- _本文_
今日は築地本願寺で開かれた東京ボーズコレクションに行ってきた。
11時に着いたが、本堂から穏やかならぬラップが流れてきたので避難。まず虹の子供広場「ノッポさん&キミちゃんとあそぼう!」を見る。結構子どもが来ていた。手話付き「大きなノッポの古時計」を一緒に歌う。
出店でうどんを食べてから、12時30分からの東京ボーズコレクション法要『世界の平和を願う』へ。お坊さんたちが列を組んで登場し、中央のタラップを行って帰ってきてから法要を始めるという、まさにコレクション。天台宗、真言宗、浄土宗、浄土真宗、臨済&曹洞宗、日蓮宗、日蓮宗尼僧の順番で各自10分ほどのパフォーマンスを行った。
天台宗はおだやかな声明、真言宗はリズミカルな声明、浄土宗はヨーデルのような技巧的な声明、浄土真宗は西洋音楽的な歌、臨済&曹洞宗は質実剛健な読経、日蓮宗は気合がこもった木剣、尼僧はさわやかな声明とバラエティに富んでいた。身内びいきかもしれないが、曹洞宗のお坊さんの低頭が一番低かったのが嬉しい(ほかの宗派は30度くらいでピタリと止める)。
それからみんなが出てきてパイプオルガンと太鼓が盛り上がる中で散華。各自がそれぞれの散華文(らしきもの)を唱えていて、低声も響く。クライマックスは華が舞い散りそれはそれは見事なものだった。
すっかり心奪われて見とれていたが、次のお坊さん学習塾「10年後のお寺をデザインしよう。」がもう始まっている時間。急いでかけつけると末木先生が時間を大幅にオーバーして講演しているところだった。相変わらずだなぁ。
次に小谷みどりさんが急速に変わっている現代の死のあり方をお話。病院死が増えたため遺族は生前に「予期悲嘆」を済ませており、葬儀は親睦がメインになっていること、葬儀は「直葬(儀式をせずに病院から直接に火葬納骨してしまうこと)」は都内で急速に増えている(2〜3割とも5割とも)、これからの檀信徒は「住職のファンクラブ」でしか成り立たないことなどを述べインパクトがあった。

- _対象データ_
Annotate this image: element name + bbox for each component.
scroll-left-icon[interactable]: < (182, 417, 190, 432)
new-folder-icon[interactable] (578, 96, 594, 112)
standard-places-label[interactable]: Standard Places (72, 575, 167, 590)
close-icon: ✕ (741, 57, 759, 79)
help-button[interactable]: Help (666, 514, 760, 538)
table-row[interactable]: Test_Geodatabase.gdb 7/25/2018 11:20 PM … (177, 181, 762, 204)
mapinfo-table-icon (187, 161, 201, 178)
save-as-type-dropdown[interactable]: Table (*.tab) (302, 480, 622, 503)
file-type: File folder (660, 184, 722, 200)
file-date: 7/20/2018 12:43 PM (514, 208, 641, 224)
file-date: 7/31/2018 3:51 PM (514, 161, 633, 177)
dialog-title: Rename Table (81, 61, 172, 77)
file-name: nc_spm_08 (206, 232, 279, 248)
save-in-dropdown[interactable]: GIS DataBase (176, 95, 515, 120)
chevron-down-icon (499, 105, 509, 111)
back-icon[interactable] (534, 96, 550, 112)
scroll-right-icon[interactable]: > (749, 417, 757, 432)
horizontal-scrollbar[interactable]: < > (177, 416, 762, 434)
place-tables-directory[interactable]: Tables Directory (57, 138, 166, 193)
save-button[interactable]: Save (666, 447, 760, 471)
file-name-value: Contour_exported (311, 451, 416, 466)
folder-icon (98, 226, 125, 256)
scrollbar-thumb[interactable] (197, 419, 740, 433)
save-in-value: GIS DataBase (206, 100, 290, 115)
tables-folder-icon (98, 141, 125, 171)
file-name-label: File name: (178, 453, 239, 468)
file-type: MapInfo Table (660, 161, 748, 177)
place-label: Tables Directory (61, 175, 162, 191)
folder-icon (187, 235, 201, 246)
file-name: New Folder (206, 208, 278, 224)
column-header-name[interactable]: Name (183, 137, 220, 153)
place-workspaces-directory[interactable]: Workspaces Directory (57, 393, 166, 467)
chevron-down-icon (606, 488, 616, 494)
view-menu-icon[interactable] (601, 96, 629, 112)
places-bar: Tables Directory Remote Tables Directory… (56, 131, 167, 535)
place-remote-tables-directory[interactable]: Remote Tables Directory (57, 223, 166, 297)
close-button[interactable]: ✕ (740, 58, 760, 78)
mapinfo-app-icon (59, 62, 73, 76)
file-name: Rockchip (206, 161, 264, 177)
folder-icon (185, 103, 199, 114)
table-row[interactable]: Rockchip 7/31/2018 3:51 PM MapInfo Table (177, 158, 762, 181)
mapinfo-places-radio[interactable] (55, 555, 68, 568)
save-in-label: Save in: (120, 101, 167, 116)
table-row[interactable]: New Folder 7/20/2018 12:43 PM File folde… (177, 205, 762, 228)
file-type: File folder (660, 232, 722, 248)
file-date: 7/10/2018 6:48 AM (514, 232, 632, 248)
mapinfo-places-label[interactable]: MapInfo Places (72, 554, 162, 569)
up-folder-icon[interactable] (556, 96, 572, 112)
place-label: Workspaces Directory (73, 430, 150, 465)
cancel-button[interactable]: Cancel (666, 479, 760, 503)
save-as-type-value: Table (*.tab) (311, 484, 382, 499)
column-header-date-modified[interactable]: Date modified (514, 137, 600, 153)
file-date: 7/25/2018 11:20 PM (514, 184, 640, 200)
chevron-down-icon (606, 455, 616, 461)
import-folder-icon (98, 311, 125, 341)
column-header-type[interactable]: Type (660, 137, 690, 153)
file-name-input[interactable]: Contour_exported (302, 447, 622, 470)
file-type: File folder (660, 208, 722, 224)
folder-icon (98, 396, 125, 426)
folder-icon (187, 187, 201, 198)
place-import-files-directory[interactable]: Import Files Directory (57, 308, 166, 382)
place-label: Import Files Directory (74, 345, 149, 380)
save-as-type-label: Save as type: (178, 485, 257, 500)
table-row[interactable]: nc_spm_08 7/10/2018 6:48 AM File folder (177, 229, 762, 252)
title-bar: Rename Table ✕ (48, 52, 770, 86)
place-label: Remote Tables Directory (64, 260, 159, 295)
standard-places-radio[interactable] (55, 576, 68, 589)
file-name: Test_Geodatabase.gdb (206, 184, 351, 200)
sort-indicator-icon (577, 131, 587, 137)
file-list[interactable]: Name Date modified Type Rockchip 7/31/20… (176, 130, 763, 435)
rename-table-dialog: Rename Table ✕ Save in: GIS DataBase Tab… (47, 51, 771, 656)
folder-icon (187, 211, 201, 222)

- _作業指示_
- A) 本文によると、曹洞宗以外の宗派のお坊さんは低頭を何度くらいで止めていましたか。
- B) 本文のうち、「11時に着いたが、本堂から穏」から「どのパフォーマンスを行った。」までを、両端も含めて一字も変えずに書き写してください。

- _回答一覧_
- A) 30度くらいで止めていました。

- B)
11時に着いたが、本堂から穏やかならぬラップが流れてきたので避難。まず虹の子供広場「ノッポさん&キミちゃんとあそぼう!」を見る。結構子どもが来ていた。手話付き「大きなノッポの古時計」を一緒に歌う。
出店でうどんを食べてから、12時30分からの東京ボーズコレクション法要『世界の平和を願う』へ。お坊さんたちが列を組んで登場し、中央のタラップを行って帰ってきてから法要を始めるという、まさにコレクション。天台宗、真言宗、浄土宗、浄土真宗、臨済&曹洞宗、日蓮宗、日蓮宗尼僧の順番で各自10分ほどのパフォーマンスを行った。